> JOB: Take the data that follows and retype it word for word.
= = = = = = =
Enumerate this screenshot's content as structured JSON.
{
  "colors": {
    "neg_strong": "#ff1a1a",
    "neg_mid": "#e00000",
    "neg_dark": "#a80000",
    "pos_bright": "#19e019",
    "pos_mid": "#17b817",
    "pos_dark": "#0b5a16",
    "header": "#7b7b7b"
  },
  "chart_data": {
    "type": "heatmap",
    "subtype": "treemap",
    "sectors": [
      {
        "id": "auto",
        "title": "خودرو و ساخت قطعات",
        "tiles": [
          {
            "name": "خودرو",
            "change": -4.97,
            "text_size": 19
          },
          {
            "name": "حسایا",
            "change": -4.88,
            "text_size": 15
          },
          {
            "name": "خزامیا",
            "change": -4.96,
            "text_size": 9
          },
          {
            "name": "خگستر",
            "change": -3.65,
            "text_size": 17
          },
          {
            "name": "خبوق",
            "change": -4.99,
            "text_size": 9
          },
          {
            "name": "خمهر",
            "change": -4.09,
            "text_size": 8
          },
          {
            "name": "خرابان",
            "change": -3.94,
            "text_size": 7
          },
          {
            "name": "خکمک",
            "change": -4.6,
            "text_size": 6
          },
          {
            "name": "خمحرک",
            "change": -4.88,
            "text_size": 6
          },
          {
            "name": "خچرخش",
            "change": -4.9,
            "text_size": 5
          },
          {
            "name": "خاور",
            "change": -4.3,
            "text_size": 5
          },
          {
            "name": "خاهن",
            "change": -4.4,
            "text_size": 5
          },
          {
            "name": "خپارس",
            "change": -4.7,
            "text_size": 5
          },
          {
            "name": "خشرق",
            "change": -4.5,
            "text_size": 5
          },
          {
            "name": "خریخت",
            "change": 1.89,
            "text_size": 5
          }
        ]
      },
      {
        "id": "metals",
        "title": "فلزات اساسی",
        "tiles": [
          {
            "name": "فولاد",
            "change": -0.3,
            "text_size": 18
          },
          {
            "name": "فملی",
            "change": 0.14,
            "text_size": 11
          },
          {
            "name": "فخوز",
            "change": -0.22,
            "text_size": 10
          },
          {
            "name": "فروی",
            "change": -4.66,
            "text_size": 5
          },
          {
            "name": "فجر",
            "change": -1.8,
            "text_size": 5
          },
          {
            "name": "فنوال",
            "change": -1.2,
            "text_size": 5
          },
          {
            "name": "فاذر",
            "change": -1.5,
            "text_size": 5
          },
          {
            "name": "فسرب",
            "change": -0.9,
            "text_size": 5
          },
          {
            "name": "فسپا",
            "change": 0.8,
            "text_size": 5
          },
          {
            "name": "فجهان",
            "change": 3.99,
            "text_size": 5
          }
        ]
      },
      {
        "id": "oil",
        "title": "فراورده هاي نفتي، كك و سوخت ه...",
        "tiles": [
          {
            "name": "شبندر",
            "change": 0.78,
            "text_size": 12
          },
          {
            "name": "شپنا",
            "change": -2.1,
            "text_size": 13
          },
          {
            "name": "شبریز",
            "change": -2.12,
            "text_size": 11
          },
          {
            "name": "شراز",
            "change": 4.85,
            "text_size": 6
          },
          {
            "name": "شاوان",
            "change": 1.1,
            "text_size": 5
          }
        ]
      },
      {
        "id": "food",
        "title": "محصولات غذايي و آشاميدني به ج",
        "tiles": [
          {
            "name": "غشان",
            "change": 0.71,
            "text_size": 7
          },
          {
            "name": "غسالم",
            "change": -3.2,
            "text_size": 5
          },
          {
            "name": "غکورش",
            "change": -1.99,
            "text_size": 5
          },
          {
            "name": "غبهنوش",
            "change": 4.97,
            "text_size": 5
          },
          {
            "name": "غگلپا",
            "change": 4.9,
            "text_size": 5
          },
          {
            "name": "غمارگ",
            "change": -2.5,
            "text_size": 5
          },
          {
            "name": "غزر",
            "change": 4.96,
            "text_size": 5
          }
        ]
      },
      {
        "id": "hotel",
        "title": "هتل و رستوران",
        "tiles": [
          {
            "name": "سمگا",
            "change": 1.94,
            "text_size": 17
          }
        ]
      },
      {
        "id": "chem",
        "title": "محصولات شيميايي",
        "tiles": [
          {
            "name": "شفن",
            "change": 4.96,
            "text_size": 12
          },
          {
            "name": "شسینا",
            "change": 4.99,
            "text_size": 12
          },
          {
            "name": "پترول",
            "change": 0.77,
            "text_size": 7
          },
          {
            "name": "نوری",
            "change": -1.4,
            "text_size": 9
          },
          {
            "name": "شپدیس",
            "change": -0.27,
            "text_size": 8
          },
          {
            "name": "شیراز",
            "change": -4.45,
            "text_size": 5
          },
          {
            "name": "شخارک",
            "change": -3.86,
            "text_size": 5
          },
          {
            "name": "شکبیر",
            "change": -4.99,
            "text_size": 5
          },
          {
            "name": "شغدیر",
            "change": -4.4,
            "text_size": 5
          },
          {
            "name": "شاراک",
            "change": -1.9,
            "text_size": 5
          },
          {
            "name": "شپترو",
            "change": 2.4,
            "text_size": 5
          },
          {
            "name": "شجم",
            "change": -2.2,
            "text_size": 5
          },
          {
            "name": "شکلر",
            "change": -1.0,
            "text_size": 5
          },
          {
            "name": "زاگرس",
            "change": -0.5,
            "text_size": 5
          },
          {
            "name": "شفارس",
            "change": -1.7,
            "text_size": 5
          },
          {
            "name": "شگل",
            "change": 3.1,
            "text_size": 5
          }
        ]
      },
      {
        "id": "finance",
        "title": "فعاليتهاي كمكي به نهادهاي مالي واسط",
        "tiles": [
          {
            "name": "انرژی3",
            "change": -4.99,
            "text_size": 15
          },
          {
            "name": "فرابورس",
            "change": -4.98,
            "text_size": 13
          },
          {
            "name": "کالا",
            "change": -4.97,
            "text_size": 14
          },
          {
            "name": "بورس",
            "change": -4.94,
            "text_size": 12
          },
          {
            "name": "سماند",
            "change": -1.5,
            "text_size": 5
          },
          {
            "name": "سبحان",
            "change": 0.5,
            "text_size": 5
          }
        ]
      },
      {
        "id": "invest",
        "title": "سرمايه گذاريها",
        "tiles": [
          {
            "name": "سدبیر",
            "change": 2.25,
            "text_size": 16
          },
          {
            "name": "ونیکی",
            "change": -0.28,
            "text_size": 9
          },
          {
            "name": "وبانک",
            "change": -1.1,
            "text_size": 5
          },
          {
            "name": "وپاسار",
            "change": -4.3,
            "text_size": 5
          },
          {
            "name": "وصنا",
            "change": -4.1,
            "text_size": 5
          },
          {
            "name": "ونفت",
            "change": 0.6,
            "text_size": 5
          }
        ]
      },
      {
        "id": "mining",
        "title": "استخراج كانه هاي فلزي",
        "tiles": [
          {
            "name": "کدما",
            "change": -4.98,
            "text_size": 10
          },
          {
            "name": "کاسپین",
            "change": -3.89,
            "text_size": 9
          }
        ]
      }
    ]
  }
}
= = = = = = =
> RESULT FOR THIS TASK:
Enumerate this screenshot's content as structured JSON.
{
  "colors": {
    "neg_strong": "#ff1a1a",
    "neg_mid": "#e00000",
    "neg_dark": "#a80000",
    "pos_bright": "#19e019",
    "pos_mid": "#17b817",
    "pos_dark": "#0b5a16",
    "header": "#7b7b7b"
  },
  "chart_data": {
    "type": "heatmap",
    "subtype": "treemap",
    "sectors": [
      {
        "id": "auto",
        "title": "خودرو و ساخت قطعات",
        "tiles": [
          {
            "name": "خودرو",
            "change": -4.97,
            "text_size": 19
          },
          {
            "name": "حسایا",
            "change": -4.88,
            "text_size": 15
          },
          {
            "name": "خزامیا",
            "change": -4.96,
            "text_size": 9
          },
          {
            "name": "خگستر",
            "change": -3.65,
            "text_size": 17
          },
          {
            "name": "خبوق",
            "change": -4.99,
            "text_size": 9
          },
          {
            "name": "خمهر",
            "change": -4.09,
            "text_size": 8
          },
          {
            "name": "خرابان",
            "change": -3.94,
            "text_size": 7
          },
          {
            "name": "خکمک",
            "change": -4.6,
            "text_size": 6
          },
          {
            "name": "خمحرک",
            "change": -4.88,
            "text_size": 6
          },
          {
            "name": "خچرخش",
            "change": -4.9,
            "text_size": 5
          },
          {
            "name": "خاور",
            "change": -4.3,
            "text_size": 5
          },
          {
            "name": "خاهن",
            "change": -4.4,
            "text_size": 5
          },
          {
            "name": "خپارس",
            "change": -4.7,
            "text_size": 5
          },
          {
            "name": "خشرق",
            "change": -4.5,
            "text_size": 5
          },
          {
            "name": "خریخت",
            "change": 1.89,
            "text_size": 5
          }
        ]
      },
      {
        "id": "metals",
        "title": "فلزات اساسی",
        "tiles": [
          {
            "name": "فولاد",
            "change": -0.3,
            "text_size": 18
          },
          {
            "name": "فملی",
            "change": 0.14,
            "text_size": 11
          },
          {
            "name": "فخوز",
            "change": -0.22,
            "text_size": 10
          },
          {
            "name": "فروی",
            "change": -4.66,
            "text_size": 5
          },
          {
            "name": "فجر",
            "change": -1.8,
            "text_size": 5
          },
          {
            "name": "فنوال",
            "change": -1.2,
            "text_size": 5
          },
          {
            "name": "فاذر",
            "change": -1.5,
            "text_size": 5
          },
          {
            "name": "فسرب",
            "change": -0.9,
            "text_size": 5
          },
          {
            "name": "فسپا",
            "change": 0.8,
            "text_size": 5
          },
          {
            "name": "فجهان",
            "change": 3.99,
            "text_size": 5
          }
        ]
      },
      {
        "id": "oil",
        "title": "فراورده هاي نفتي، كك و سوخت ه...",
        "tiles": [
          {
            "name": "شبندر",
            "change": 0.78,
            "text_size": 12
          },
          {
            "name": "شپنا",
            "change": -2.1,
            "text_size": 13
          },
          {
            "name": "شبریز",
            "change": -2.12,
            "text_size": 11
          },
          {
            "name": "شراز",
            "change": 4.85,
            "text_size": 6
          },
          {
            "name": "شاوان",
            "change": 1.1,
            "text_size": 5
          }
        ]
      },
      {
        "id": "food",
        "title": "محصولات غذايي و آشاميدني به ج",
        "tiles": [
          {
            "name": "غشان",
            "change": 0.71,
            "text_size": 7
          },
          {
            "name": "غسالم",
            "change": -3.2,
            "text_size": 5
          },
          {
            "name": "غکورش",
            "change": -1.99,
            "text_size": 5
          },
          {
            "name": "غبهنوش",
            "change": 4.97,
            "text_size": 5
          },
          {
            "name": "غگلپا",
            "change": 4.9,
            "text_size": 5
          },
          {
            "name": "غمارگ",
            "change": -2.5,
            "text_size": 5
          },
          {
            "name": "غزر",
            "change": 4.96,
            "text_size": 5
          }
        ]
      },
      {
        "id": "hotel",
        "title": "هتل و رستوران",
        "tiles": [
          {
            "name": "سمگا",
            "change": 1.94,
            "text_size": 17
          }
        ]
      },
      {
        "id": "chem",
        "title": "محصولات شيميايي",
        "tiles": [
          {
            "name": "شفن",
            "change": 4.96,
            "text_size": 12
          },
          {
            "name": "شسینا",
            "change": 4.99,
            "text_size": 12
          },
          {
            "name": "پترول",
            "change": 0.77,
            "text_size": 7
          },
          {
            "name": "نوری",
            "change": -1.4,
            "text_size": 9
          },
          {
            "name": "شپدیس",
            "change": -0.27,
            "text_size": 8
          },
          {
            "name": "شیراز",
            "change": -4.45,
            "text_size": 5
          },
          {
            "name": "شخارک",
            "change": -3.86,
            "text_size": 5
          },
          {
            "name": "شکبیر",
            "change": -4.99,
            "text_size": 5
          },
          {
            "name": "شغدیر",
            "change": -4.4,
            "text_size": 5
          },
          {
            "name": "شاراک",
            "change": -1.9,
            "text_size": 5
          },
          {
            "name": "شپترو",
            "change": 2.4,
            "text_size": 5
          },
          {
            "name": "شجم",
            "change": -2.2,
            "text_size": 5
          },
          {
            "name": "شکلر",
            "change": -1.0,
            "text_size": 5
          },
          {
            "name": "زاگرس",
            "change": -0.5,
            "text_size": 5
          },
          {
            "name": "شفارس",
            "change": -1.7,
            "text_size": 5
          },
          {
            "name": "شگل",
            "change": 3.1,
            "text_size": 5
          }
        ]
      },
      {
        "id": "finance",
        "title": "فعاليتهاي كمكي به نهادهاي مالي واسط",
        "tiles": [
          {
            "name": "انرژی3",
            "change": -4.99,
            "text_size": 15
          },
          {
            "name": "فرابورس",
            "change": -4.98,
            "text_size": 13
          },
          {
            "name": "کالا",
            "change": -4.97,
            "text_size": 14
          },
          {
            "name": "بورس",
            "change": -4.94,
            "text_size": 12
          },
          {
            "name": "سماند",
            "change": -1.5,
            "text_size": 5
          },
          {
            "name": "سبحان",
            "change": 0.5,
            "text_size": 5
          }
        ]
      },
      {
        "id": "invest",
        "title": "سرمايه گذاريها",
        "tiles": [
          {
            "name": "سدبیر",
            "change": 2.25,
            "text_size": 16
          },
          {
            "name": "ونیکی",
            "change": -0.28,
            "text_size": 9
          },
          {
            "name": "وبانک",
            "change": -1.1,
            "text_size": 5
          },
          {
            "name": "وپاسار",
            "change": -4.3,
            "text_size": 5
          },
          {
            "name": "وصنا",
            "change": -4.1,
            "text_size": 5
          },
          {
            "name": "ونفت",
            "change": 0.6,
            "text_size": 5
          }
        ]
      },
      {
        "id": "mining",
        "title": "استخراج كانه هاي فلزي",
        "tiles": [
          {
            "name": "کدما",
            "change": -4.98,
            "text_size": 10
          },
          {
            "name": "کاسپین",
            "change": -3.89,
            "text_size": 9
          }
        ]
      }
    ]
  }
}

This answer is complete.